# Stated problem
Set out every line bearing the string "Year".
::::::::
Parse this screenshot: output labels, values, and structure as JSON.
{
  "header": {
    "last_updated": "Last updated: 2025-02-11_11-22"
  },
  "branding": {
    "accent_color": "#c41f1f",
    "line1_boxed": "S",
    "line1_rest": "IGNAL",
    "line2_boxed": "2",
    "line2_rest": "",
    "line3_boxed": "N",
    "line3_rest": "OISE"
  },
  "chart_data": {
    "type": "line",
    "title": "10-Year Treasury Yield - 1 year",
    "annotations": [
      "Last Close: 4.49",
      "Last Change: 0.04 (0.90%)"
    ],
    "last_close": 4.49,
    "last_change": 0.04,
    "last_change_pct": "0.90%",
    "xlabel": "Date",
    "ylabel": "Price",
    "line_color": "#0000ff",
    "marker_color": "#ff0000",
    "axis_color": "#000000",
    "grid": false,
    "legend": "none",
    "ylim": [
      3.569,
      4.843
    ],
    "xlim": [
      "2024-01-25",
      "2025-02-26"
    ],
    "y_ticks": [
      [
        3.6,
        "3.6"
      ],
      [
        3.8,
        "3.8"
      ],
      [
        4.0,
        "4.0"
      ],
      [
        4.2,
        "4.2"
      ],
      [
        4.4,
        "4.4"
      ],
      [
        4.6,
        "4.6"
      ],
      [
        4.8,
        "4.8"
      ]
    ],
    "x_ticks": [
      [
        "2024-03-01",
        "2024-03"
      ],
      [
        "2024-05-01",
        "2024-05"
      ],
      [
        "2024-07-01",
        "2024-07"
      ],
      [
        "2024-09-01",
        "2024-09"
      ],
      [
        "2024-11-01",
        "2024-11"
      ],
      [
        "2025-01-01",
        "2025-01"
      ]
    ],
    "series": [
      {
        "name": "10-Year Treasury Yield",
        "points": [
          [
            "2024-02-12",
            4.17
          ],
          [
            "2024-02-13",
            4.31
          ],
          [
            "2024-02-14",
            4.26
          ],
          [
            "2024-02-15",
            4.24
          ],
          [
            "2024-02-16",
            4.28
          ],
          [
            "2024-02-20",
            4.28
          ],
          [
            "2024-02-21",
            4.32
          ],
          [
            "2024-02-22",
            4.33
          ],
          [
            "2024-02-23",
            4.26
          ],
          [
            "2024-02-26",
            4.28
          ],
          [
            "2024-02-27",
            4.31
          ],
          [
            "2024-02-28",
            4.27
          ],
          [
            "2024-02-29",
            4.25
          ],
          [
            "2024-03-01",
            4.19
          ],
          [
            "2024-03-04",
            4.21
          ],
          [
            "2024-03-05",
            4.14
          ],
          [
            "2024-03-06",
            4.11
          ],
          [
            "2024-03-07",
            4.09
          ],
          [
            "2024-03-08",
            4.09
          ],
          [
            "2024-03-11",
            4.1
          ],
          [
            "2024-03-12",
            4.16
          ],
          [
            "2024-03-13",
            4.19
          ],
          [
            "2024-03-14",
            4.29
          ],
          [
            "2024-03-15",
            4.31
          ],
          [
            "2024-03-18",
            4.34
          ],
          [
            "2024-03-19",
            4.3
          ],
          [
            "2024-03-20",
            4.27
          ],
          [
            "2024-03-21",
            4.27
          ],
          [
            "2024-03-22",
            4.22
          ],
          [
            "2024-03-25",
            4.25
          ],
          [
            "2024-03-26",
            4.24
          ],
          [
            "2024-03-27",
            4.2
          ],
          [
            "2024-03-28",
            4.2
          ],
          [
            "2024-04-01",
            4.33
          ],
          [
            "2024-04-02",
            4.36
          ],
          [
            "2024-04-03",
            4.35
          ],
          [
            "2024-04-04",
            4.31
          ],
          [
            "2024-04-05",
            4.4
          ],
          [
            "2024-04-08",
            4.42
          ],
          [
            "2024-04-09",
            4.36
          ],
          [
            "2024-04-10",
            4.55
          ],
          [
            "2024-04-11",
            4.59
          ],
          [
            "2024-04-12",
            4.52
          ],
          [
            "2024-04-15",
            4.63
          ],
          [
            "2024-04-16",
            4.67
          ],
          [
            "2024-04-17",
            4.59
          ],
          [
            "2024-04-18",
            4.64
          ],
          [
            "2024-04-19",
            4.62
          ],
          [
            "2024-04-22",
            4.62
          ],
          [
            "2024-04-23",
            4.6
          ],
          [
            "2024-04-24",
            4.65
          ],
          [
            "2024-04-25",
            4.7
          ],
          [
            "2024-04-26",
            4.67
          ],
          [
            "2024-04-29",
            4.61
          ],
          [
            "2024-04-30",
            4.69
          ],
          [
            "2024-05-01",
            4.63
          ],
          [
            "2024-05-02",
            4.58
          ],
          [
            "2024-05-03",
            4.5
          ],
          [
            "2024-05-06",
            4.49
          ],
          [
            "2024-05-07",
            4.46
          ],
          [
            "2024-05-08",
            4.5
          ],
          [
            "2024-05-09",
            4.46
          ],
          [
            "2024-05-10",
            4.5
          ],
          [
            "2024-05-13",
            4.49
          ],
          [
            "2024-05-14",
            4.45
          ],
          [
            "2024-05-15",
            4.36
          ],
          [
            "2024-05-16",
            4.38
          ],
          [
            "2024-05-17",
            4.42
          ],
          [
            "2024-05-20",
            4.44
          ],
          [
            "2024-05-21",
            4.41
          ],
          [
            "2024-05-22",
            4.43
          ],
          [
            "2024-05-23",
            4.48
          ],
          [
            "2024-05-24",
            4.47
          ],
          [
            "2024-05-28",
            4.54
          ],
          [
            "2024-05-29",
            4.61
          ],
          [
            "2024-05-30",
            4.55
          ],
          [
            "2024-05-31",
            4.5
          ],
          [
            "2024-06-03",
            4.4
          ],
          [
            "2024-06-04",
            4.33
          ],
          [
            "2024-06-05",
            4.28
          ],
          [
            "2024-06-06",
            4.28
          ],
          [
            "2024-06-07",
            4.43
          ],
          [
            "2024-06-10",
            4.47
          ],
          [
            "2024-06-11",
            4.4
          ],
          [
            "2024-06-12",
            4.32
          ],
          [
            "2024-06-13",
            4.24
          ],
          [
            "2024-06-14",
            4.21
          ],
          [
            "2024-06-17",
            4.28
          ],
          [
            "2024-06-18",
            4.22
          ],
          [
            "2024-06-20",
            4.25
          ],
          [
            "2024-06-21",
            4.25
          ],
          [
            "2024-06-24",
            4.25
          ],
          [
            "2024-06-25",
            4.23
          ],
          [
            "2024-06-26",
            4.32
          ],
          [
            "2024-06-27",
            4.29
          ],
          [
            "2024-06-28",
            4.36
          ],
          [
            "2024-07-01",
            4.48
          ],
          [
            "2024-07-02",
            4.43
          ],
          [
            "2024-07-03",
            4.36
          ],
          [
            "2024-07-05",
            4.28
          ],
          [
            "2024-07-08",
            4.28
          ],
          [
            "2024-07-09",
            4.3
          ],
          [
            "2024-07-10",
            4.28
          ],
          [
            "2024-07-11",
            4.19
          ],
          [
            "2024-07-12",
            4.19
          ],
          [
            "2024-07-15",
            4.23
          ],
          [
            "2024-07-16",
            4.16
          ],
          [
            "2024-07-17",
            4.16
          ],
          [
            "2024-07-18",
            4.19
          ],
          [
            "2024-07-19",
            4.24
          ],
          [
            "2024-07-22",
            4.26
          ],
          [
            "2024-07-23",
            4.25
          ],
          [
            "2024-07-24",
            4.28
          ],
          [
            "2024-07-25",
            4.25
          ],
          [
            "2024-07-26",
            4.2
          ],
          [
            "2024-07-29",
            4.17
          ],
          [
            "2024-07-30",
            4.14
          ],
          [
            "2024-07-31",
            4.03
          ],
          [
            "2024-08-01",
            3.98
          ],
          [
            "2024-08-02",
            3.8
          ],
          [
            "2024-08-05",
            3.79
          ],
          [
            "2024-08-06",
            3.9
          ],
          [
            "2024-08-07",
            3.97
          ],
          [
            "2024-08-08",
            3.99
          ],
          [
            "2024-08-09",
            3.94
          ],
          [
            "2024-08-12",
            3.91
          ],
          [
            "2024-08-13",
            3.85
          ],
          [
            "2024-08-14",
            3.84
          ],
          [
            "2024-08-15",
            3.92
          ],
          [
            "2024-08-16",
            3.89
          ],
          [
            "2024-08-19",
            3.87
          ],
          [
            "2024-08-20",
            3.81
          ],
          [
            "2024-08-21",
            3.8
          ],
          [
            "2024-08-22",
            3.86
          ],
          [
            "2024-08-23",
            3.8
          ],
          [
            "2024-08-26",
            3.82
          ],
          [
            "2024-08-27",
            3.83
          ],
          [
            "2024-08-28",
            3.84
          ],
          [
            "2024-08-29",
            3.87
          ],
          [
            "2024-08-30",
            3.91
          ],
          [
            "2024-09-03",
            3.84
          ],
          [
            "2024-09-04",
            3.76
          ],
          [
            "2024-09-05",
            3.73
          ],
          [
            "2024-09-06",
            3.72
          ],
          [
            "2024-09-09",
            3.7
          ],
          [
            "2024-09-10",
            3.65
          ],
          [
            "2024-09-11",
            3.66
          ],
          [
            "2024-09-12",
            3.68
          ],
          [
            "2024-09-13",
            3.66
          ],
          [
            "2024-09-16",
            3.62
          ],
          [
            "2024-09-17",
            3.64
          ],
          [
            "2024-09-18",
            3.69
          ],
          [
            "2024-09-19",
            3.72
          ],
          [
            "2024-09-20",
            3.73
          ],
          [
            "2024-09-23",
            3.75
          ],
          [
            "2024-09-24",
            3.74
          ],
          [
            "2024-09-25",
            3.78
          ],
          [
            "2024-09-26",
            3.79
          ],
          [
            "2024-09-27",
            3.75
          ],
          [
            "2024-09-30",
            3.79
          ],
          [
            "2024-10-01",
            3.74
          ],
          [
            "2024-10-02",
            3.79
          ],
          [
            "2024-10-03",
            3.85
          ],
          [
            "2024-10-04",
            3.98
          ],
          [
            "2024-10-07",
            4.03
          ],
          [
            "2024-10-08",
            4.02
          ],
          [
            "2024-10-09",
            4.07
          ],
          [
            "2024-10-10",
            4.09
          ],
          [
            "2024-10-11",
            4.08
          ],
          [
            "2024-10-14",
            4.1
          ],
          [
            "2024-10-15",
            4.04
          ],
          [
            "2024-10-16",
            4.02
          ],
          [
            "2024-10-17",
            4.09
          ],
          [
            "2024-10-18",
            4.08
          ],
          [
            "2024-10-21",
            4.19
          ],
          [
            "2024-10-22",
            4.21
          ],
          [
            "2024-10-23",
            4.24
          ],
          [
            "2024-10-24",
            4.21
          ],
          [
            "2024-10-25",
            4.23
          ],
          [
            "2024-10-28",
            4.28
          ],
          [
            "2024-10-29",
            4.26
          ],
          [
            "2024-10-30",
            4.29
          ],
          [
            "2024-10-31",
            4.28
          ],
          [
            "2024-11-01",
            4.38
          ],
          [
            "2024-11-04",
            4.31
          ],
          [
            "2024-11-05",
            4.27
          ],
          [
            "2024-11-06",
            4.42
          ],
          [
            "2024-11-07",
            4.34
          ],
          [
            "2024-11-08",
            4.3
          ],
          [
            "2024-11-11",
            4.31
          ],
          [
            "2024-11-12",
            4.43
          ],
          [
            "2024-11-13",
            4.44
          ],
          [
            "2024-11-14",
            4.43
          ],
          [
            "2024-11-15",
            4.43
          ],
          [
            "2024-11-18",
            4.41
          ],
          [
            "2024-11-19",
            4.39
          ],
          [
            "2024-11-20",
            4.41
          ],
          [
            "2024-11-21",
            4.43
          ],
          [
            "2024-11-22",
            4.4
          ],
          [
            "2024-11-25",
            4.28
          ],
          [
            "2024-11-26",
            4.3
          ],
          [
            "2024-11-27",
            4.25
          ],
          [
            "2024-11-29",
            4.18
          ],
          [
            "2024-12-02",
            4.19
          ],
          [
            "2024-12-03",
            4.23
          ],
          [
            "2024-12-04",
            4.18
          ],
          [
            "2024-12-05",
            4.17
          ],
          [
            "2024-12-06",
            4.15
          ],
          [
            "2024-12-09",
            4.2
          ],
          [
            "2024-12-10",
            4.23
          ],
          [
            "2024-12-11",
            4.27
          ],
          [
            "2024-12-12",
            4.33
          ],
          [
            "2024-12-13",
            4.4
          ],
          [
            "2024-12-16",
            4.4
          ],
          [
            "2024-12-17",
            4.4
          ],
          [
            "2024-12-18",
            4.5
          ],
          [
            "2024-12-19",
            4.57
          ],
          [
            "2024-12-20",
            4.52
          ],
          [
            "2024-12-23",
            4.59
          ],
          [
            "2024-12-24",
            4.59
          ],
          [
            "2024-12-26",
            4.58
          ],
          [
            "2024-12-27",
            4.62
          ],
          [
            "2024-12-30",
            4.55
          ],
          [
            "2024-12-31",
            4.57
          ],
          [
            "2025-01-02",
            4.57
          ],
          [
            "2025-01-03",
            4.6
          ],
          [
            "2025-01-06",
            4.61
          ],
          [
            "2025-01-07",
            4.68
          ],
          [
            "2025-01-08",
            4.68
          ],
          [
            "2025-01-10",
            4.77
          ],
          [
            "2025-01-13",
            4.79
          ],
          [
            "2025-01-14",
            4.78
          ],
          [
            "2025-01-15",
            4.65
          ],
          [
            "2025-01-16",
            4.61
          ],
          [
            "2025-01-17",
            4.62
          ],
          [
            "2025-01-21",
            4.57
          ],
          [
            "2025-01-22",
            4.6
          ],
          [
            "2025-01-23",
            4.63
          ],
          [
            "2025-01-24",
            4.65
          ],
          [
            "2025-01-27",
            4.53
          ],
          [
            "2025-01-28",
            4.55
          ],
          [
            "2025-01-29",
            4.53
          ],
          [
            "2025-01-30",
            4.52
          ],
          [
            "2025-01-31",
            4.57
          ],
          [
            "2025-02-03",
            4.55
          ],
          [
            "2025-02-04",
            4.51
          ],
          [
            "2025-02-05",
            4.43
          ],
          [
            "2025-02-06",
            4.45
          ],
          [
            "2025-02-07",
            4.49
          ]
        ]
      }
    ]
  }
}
::::::::
# Result
    "title": "10-Year Treasury Yield - 1 year",
        "name": "10-Year Treasury Yield",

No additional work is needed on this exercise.